- GOAL: Write the material out again, line by line, exactly as it is.
-- BEGIN MATERIAL FOR THE TASK --
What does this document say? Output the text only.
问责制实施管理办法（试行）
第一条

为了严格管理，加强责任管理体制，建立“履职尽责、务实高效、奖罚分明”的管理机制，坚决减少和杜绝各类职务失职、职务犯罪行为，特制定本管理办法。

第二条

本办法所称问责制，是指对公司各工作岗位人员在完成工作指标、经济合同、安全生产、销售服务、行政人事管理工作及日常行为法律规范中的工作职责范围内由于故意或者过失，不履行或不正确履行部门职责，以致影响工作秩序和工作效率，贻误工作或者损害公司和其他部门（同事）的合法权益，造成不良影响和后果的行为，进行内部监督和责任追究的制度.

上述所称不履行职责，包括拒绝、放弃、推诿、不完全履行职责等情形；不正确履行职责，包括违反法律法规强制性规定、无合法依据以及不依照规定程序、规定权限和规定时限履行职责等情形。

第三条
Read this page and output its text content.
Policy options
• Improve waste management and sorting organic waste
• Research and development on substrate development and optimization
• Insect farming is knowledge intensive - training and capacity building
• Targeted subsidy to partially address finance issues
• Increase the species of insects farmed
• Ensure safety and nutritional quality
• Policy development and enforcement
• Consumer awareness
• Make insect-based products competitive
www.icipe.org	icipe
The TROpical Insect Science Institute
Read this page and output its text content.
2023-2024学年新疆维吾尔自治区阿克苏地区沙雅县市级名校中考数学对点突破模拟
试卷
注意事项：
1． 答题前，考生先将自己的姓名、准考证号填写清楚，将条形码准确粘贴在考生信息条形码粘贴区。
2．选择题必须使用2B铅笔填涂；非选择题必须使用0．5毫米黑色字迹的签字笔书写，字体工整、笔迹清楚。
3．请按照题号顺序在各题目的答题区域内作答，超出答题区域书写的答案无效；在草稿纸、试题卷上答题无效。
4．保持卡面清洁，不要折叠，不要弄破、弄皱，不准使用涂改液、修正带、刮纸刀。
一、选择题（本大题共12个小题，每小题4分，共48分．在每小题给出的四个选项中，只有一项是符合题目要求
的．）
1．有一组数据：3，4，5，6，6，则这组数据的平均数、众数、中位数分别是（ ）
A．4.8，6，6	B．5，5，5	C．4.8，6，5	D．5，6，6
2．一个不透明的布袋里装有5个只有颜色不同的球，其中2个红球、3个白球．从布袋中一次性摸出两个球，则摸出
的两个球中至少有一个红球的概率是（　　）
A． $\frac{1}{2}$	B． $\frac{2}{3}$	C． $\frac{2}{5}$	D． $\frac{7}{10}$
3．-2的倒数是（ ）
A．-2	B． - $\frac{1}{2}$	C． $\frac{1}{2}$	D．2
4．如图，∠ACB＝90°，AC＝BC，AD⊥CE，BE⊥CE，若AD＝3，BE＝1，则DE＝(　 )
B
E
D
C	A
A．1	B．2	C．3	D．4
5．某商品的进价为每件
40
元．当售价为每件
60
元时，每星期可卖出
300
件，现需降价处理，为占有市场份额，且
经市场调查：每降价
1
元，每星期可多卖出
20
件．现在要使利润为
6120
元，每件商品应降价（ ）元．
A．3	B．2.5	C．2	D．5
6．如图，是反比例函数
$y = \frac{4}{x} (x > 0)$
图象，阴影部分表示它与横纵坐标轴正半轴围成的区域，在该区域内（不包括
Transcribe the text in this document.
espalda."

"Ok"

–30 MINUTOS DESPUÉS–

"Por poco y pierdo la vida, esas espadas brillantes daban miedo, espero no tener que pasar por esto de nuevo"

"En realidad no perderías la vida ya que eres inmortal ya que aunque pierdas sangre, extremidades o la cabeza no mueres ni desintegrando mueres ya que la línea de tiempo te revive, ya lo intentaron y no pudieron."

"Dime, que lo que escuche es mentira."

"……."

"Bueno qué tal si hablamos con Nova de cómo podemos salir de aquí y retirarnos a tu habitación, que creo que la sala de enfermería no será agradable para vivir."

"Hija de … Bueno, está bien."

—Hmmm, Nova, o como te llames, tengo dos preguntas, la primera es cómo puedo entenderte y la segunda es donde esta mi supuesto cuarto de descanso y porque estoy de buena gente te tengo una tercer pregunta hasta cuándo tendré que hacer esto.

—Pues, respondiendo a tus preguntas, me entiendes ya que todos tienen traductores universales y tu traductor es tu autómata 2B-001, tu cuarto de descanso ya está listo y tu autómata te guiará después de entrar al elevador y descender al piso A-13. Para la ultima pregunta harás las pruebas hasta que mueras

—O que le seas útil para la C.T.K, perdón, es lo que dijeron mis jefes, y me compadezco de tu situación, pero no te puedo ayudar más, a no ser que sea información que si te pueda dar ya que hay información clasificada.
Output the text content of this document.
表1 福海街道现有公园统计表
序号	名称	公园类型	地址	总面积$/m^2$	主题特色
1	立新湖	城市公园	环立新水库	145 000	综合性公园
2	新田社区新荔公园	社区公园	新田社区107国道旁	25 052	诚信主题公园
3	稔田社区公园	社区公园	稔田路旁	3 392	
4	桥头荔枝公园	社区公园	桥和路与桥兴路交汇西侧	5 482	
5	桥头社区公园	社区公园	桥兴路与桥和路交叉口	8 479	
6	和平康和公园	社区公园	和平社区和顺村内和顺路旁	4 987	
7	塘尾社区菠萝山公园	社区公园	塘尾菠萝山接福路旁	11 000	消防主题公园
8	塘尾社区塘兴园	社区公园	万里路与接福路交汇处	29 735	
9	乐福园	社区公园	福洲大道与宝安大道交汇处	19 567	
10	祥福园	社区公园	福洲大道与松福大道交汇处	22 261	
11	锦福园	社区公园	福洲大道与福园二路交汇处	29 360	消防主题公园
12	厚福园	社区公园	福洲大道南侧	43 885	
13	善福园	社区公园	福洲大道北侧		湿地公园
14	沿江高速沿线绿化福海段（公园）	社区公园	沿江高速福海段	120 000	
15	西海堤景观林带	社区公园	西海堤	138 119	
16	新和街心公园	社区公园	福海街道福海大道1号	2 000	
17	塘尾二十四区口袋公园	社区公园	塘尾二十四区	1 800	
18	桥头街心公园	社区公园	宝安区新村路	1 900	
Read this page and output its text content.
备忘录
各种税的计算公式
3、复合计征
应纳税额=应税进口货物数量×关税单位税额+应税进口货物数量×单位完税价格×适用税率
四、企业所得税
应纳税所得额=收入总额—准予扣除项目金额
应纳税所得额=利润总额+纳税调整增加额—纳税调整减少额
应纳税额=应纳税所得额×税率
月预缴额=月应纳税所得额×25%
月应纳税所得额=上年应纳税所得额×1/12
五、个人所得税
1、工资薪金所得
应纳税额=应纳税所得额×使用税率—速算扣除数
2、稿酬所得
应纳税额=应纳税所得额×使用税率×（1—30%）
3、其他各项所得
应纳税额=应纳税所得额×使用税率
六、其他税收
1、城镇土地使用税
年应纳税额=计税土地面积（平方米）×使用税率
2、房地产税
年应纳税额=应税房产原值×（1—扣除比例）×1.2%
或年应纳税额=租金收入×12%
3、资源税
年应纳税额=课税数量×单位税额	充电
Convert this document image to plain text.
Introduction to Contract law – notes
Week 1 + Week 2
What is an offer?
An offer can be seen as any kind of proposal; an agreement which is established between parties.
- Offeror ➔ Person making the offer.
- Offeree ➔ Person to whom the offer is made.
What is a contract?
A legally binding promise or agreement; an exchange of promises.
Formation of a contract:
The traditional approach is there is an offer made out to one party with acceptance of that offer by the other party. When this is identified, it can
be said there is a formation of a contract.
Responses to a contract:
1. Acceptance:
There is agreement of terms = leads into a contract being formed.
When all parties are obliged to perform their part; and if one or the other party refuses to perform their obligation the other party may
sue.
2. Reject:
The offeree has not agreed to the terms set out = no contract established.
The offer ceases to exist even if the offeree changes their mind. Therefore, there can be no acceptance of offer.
-- END MATERIAL FOR THE TASK --
- WRITTEN ANSWER:
What does this document say? Output the text only.
问责制实施管理办法（试行）
第一条

为了严格管理，加强责任管理体制，建立“履职尽责、务实高效、奖罚分明”的管理机制，坚决减少和杜绝各类职务失职、职务犯罪行为，特制定本管理办法。

第二条

本办法所称问责制，是指对公司各工作岗位人员在完成工作指标、经济合同、安全生产、销售服务、行政人事管理工作及日常行为法律规范中的工作职责范围内由于故意或者过失，不履行或不正确履行部门职责，以致影响工作秩序和工作效率，贻误工作或者损害公司和其他部门（同事）的合法权益，造成不良影响和后果的行为，进行内部监督和责任追究的制度.

上述所称不履行职责，包括拒绝、放弃、推诿、不完全履行职责等情形；不正确履行职责，包括违反法律法规强制性规定、无合法依据以及不依照规定程序、规定权限和规定时限履行职责等情形。

第三条
Read this page and output its text content.
Policy options
• Improve waste management and sorting organic waste
• Research and development on substrate development and optimization
• Insect farming is knowledge intensive - training and capacity building
• Targeted subsidy to partially address finance issues
• Increase the species of insects farmed
• Ensure safety and nutritional quality
• Policy development and enforcement
• Consumer awareness
• Make insect-based products competitive
www.icipe.org	icipe
The TROpical Insect Science Institute
Read this page and output its text content.
2023-2024学年新疆维吾尔自治区阿克苏地区沙雅县市级名校中考数学对点突破模拟
试卷
注意事项：
1． 答题前，考生先将自己的姓名、准考证号填写清楚，将条形码准确粘贴在考生信息条形码粘贴区。
2．选择题必须使用2B铅笔填涂；非选择题必须使用0．5毫米黑色字迹的签字笔书写，字体工整、笔迹清楚。
3．请按照题号顺序在各题目的答题区域内作答，超出答题区域书写的答案无效；在草稿纸、试题卷上答题无效。
4．保持卡面清洁，不要折叠，不要弄破、弄皱，不准使用涂改液、修正带、刮纸刀。
一、选择题（本大题共12个小题，每小题4分，共48分．在每小题给出的四个选项中，只有一项是符合题目要求
的．）
1．有一组数据：3，4，5，6，6，则这组数据的平均数、众数、中位数分别是（ ）
A．4.8，6，6	B．5，5，5	C．4.8，6，5	D．5，6，6
2．一个不透明的布袋里装有5个只有颜色不同的球，其中2个红球、3个白球．从布袋中一次性摸出两个球，则摸出
的两个球中至少有一个红球的概率是（　　）
A． $\frac{1}{2}$	B． $\frac{2}{3}$	C． $\frac{2}{5}$	D． $\frac{7}{10}$
3．-2的倒数是（ ）
A．-2	B． - $\frac{1}{2}$	C． $\frac{1}{2}$	D．2
4．如图，∠ACB＝90°，AC＝BC，AD⊥CE，BE⊥CE，若AD＝3，BE＝1，则DE＝(　 )
B
E
D
C	A
A．1	B．2	C．3	D．4
5．某商品的进价为每件
40
元．当售价为每件
60
元时，每星期可卖出
300
件，现需降价处理，为占有市场份额，且
经市场调查：每降价
1
元，每星期可多卖出
20
件．现在要使利润为
6120
元，每件商品应降价（ ）元．
A．3	B．2.5	C．2	D．5
6．如图，是反比例函数
$y = \frac{4}{x} (x > 0)$
图象，阴影部分表示它与横纵坐标轴正半轴围成的区域，在该区域内（不包括
Transcribe the text in this document.
espalda."

"Ok"

–30 MINUTOS DESPUÉS–

"Por poco y pierdo la vida, esas espadas brillantes daban miedo, espero no tener que pasar por esto de nuevo"

"En realidad no perderías la vida ya que eres inmortal ya que aunque pierdas sangre, extremidades o la cabeza no mueres ni desintegrando mueres ya que la línea de tiempo te revive, ya lo intentaron y no pudieron."

"Dime, que lo que escuche es mentira."

"……."

"Bueno qué tal si hablamos con Nova de cómo podemos salir de aquí y retirarnos a tu habitación, que creo que la sala de enfermería no será agradable para vivir."

"Hija de … Bueno, está bien."

—Hmmm, Nova, o como te llames, tengo dos preguntas, la primera es cómo puedo entenderte y la segunda es donde esta mi supuesto cuarto de descanso y porque estoy de buena gente te tengo una tercer pregunta hasta cuándo tendré que hacer esto.

—Pues, respondiendo a tus preguntas, me entiendes ya que todos tienen traductores universales y tu traductor es tu autómata 2B-001, tu cuarto de descanso ya está listo y tu autómata te guiará después de entrar al elevador y descender al piso A-13. Para la ultima pregunta harás las pruebas hasta que mueras

—O que le seas útil para la C.T.K, perdón, es lo que dijeron mis jefes, y me compadezco de tu situación, pero no te puedo ayudar más, a no ser que sea información que si te pueda dar ya que hay información clasificada.
Output the text content of this document.
表1 福海街道现有公园统计表
序号	名称	公园类型	地址	总面积$/m^2$	主题特色
1	立新湖	城市公园	环立新水库	145 000	综合性公园
2	新田社区新荔公园	社区公园	新田社区107国道旁	25 052	诚信主题公园
3	稔田社区公园	社区公园	稔田路旁	3 392	
4	桥头荔枝公园	社区公园	桥和路与桥兴路交汇西侧	5 482	
5	桥头社区公园	社区公园	桥兴路与桥和路交叉口	8 479	
6	和平康和公园	社区公园	和平社区和顺村内和顺路旁	4 987	
7	塘尾社区菠萝山公园	社区公园	塘尾菠萝山接福路旁	11 000	消防主题公园
8	塘尾社区塘兴园	社区公园	万里路与接福路交汇处	29 735	
9	乐福园	社区公园	福洲大道与宝安大道交汇处	19 567	
10	祥福园	社区公园	福洲大道与松福大道交汇处	22 261	
11	锦福园	社区公园	福洲大道与福园二路交汇处	29 360	消防主题公园
12	厚福园	社区公园	福洲大道南侧	43 885	
13	善福园	社区公园	福洲大道北侧		湿地公园
14	沿江高速沿线绿化福海段（公园）	社区公园	沿江高速福海段	120 000	
15	西海堤景观林带	社区公园	西海堤	138 119	
16	新和街心公园	社区公园	福海街道福海大道1号	2 000	
17	塘尾二十四区口袋公园	社区公园	塘尾二十四区	1 800	
18	桥头街心公园	社区公园	宝安区新村路	1 900	
Read this page and output its text content.
备忘录
各种税的计算公式
3、复合计征
应纳税额=应税进口货物数量×关税单位税额+应税进口货物数量×单位完税价格×适用税率
四、企业所得税
应纳税所得额=收入总额—准予扣除项目金额
应纳税所得额=利润总额+纳税调整增加额—纳税调整减少额
应纳税额=应纳税所得额×税率
月预缴额=月应纳税所得额×25%
月应纳税所得额=上年应纳税所得额×1/12
五、个人所得税
1、工资薪金所得
应纳税额=应纳税所得额×使用税率—速算扣除数
2、稿酬所得
应纳税额=应纳税所得额×使用税率×（1—30%）
3、其他各项所得
应纳税额=应纳税所得额×使用税率
六、其他税收
1、城镇土地使用税
年应纳税额=计税土地面积（平方米）×使用税率
2、房地产税
年应纳税额=应税房产原值×（1—扣除比例）×1.2%
或年应纳税额=租金收入×12%
3、资源税
年应纳税额=课税数量×单位税额	充电
Convert this document image to plain text.
Introduction to Contract law – notes
Week 1 + Week 2
What is an offer?
An offer can be seen as any kind of proposal; an agreement which is established between parties.
- Offeror ➔ Person making the offer.
- Offeree ➔ Person to whom the offer is made.
What is a contract?
A legally binding promise or agreement; an exchange of promises.
Formation of a contract:
The traditional approach is there is an offer made out to one party with acceptance of that offer by the other party. When this is identified, it can
be said there is a formation of a contract.
Responses to a contract:
1. Acceptance:
There is agreement of terms = leads into a contract being formed.
When all parties are obliged to perform their part; and if one or the other party refuses to perform their obligation the other party may
sue.
2. Reject:
The offeree has not agreed to the terms set out = no contract established.
The offer ceases to exist even if the offeree changes their mind. Therefore, there can be no acceptance of offer.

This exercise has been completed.